• [YOUR TASK] Pick out every line in the entries below that contains the string "trash" and copy those lines. Case counts, so match uppercase and lowercase letters precisely.
─── DATA ───
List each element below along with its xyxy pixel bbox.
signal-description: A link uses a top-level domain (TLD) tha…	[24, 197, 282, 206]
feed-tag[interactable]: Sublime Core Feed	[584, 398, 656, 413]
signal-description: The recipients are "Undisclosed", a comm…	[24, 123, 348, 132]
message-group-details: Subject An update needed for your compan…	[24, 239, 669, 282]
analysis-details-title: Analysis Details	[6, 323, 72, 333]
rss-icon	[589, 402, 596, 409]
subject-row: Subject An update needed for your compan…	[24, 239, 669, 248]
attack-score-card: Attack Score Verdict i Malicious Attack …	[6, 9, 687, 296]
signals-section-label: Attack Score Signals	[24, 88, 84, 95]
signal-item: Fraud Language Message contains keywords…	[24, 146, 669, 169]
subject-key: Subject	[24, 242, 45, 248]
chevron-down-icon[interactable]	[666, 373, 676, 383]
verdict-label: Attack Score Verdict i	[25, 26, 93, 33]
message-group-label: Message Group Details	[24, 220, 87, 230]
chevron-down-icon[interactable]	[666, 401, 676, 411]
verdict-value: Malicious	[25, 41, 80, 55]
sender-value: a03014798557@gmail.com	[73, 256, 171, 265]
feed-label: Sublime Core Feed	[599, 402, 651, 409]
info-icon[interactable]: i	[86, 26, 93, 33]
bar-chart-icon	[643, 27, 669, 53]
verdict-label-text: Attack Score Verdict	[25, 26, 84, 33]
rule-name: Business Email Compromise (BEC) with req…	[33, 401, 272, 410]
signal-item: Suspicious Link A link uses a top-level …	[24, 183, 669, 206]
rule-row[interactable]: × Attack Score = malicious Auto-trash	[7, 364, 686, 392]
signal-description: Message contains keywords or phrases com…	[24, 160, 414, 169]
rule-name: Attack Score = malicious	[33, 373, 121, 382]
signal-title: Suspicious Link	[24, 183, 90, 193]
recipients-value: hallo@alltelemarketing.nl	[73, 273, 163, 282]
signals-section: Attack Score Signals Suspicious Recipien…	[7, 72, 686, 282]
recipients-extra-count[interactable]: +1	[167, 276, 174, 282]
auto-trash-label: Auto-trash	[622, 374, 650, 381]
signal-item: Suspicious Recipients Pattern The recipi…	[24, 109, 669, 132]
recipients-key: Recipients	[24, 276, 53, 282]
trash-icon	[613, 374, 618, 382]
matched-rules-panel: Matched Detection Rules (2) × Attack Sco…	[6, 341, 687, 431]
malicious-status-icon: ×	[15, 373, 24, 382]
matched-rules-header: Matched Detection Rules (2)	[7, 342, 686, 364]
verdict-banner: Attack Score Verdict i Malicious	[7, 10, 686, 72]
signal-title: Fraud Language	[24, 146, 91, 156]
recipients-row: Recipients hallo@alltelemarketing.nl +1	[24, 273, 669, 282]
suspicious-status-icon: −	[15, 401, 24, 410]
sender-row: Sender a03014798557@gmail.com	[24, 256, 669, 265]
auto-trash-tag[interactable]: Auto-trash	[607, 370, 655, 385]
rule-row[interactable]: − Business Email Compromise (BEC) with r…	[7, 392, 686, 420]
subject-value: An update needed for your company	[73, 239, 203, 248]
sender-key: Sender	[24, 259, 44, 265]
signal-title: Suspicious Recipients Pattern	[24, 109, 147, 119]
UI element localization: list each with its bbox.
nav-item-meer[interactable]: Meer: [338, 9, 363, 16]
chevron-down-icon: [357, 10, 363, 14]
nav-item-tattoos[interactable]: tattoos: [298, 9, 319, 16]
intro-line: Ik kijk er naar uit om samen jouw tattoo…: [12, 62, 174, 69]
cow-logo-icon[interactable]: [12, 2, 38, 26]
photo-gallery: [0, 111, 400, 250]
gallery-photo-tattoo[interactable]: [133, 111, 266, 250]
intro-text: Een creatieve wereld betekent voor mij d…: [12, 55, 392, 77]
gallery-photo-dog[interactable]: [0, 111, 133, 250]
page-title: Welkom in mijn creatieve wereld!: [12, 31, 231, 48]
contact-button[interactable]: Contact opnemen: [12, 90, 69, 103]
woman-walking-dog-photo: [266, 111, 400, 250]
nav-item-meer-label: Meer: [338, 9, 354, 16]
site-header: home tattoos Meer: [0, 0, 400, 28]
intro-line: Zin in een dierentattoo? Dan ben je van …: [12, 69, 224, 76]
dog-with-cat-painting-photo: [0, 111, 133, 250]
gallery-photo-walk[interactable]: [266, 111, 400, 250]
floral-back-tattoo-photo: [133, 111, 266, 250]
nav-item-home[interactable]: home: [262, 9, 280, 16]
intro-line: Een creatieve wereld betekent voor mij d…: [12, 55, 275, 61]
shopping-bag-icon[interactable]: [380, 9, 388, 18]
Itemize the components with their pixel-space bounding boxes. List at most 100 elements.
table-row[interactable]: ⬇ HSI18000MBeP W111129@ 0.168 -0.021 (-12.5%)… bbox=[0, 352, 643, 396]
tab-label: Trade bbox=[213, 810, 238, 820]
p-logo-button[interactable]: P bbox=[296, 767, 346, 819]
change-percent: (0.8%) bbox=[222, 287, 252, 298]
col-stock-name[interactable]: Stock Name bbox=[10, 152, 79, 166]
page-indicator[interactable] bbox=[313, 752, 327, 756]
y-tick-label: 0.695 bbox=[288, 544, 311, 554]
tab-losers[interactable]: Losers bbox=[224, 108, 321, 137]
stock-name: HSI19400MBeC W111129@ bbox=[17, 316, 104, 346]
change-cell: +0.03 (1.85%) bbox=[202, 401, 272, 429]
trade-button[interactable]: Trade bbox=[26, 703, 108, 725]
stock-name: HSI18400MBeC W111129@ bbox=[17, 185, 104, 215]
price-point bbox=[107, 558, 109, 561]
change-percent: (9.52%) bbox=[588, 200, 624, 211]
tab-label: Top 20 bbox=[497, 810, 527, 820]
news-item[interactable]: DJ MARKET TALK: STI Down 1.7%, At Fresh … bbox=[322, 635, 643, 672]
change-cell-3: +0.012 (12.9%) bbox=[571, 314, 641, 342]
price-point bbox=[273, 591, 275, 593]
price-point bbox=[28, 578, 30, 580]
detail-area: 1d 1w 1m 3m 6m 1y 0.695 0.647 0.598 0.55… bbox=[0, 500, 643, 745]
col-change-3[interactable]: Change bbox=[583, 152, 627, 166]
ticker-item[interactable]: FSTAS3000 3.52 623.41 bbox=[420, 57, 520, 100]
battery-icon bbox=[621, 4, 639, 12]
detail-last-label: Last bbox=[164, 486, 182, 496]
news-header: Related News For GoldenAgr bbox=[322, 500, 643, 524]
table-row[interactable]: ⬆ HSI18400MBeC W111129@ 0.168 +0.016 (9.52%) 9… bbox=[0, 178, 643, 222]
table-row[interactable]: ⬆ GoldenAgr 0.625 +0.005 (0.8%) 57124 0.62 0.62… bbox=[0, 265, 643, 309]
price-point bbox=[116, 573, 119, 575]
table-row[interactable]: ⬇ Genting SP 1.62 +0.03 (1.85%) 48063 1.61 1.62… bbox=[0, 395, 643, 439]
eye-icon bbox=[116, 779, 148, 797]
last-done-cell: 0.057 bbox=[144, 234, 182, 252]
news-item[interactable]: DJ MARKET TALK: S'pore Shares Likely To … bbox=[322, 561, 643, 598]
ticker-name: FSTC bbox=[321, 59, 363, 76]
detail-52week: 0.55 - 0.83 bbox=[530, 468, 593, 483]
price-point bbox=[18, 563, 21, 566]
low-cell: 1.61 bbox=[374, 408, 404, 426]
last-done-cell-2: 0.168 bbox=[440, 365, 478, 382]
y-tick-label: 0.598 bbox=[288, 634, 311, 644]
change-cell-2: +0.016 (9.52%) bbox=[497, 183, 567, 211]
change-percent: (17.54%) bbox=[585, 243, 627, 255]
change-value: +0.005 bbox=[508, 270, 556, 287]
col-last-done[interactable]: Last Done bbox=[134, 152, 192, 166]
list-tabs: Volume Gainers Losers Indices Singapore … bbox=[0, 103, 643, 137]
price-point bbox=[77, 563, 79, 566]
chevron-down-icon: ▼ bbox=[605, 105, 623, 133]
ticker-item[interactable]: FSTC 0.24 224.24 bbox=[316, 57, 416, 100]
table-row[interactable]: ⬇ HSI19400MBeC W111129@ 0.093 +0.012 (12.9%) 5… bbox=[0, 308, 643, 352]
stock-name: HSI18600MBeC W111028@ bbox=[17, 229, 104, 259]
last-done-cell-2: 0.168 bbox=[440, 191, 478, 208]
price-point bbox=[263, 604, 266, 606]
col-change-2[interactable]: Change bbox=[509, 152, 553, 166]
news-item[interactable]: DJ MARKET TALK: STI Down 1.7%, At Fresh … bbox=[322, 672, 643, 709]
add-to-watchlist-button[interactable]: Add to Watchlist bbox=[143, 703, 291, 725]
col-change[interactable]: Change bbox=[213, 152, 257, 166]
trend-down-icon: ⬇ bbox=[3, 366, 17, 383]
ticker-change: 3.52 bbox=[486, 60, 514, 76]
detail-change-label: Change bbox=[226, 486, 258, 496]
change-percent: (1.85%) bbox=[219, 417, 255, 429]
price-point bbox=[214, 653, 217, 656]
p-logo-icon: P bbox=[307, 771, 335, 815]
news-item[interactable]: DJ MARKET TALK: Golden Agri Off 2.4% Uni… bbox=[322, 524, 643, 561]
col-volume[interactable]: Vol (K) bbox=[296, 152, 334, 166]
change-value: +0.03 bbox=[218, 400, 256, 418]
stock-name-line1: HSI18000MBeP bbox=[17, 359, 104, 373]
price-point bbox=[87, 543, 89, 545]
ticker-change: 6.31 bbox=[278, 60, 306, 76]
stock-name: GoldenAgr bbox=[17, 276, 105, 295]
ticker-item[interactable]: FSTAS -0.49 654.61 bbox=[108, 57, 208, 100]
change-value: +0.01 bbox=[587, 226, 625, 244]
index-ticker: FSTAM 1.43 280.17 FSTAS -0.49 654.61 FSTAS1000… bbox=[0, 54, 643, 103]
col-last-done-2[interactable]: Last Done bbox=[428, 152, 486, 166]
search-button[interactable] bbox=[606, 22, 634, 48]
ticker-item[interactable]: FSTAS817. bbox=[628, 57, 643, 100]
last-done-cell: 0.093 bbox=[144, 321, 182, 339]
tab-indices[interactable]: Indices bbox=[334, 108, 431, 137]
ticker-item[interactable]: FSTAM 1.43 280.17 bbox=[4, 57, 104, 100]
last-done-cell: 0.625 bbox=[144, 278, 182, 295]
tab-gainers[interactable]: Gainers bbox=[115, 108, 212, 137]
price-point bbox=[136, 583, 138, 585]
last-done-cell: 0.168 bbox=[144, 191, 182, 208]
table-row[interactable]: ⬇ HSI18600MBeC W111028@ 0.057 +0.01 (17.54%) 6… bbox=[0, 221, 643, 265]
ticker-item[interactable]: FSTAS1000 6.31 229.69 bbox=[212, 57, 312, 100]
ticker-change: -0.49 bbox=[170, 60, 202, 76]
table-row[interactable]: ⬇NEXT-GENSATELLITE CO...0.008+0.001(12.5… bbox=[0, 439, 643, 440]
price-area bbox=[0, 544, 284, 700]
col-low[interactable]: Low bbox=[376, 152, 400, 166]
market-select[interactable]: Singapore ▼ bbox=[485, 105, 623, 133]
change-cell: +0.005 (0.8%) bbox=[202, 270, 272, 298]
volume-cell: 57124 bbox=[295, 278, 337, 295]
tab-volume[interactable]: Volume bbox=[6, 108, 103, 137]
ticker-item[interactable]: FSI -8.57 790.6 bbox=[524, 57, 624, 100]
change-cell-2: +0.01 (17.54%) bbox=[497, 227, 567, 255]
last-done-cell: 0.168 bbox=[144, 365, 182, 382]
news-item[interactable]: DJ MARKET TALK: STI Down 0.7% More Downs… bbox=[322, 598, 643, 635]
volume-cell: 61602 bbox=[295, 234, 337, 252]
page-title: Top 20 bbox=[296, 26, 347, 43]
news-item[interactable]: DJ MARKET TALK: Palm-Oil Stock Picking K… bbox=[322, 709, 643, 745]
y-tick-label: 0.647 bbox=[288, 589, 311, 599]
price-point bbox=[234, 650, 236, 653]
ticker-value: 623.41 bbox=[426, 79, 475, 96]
───
• [ANSWER]
rule-row[interactable]: × Attack Score = malicious Auto-trash	[7, 364, 686, 392]
auto-trash-label: Auto-trash	[622, 374, 650, 381]
trash-icon	[613, 374, 618, 382]
auto-trash-tag[interactable]: Auto-trash	[607, 370, 655, 385]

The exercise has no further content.